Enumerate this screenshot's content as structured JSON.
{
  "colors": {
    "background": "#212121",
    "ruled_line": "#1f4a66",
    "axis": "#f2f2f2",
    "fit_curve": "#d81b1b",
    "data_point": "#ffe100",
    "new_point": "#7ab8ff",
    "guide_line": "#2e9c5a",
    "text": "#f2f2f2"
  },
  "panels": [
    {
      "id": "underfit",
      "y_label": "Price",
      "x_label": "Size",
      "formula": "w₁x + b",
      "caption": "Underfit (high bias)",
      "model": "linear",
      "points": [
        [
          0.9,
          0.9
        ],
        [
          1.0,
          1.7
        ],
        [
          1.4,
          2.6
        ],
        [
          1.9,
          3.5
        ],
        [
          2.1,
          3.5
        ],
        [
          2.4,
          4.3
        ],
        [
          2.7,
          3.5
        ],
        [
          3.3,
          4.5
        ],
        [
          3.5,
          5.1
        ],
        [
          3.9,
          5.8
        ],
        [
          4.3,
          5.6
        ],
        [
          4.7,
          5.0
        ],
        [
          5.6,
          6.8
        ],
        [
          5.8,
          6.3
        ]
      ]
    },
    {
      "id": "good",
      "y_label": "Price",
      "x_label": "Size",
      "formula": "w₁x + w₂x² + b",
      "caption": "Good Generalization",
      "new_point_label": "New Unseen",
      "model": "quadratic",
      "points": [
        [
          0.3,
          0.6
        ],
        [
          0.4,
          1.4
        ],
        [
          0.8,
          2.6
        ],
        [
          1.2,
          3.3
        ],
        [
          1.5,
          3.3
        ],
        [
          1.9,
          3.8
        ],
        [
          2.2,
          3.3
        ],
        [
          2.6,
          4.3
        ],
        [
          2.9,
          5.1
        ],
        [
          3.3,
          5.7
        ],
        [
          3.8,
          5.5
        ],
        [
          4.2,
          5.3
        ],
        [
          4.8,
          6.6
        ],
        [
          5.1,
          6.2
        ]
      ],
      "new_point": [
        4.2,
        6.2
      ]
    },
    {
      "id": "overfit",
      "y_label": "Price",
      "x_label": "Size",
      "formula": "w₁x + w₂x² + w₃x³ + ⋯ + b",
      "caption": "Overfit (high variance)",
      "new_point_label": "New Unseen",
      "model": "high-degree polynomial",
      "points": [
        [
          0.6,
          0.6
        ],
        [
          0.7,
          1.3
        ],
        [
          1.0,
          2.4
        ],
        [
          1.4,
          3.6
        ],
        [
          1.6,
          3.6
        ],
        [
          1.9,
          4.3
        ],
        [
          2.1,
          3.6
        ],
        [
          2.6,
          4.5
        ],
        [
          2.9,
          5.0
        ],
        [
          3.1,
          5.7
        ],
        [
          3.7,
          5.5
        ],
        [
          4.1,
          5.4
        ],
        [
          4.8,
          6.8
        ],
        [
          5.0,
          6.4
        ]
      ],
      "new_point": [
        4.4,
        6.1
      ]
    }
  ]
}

* **SET PROBLEM**: Which lines hold the word "w₂x²"? Copy all of them.

* **SOLUTION BELOW**:
      "formula": "w₁x + w₂x² + b",
      "formula": "w₁x + w₂x² + w₃x³ + ⋯ + b",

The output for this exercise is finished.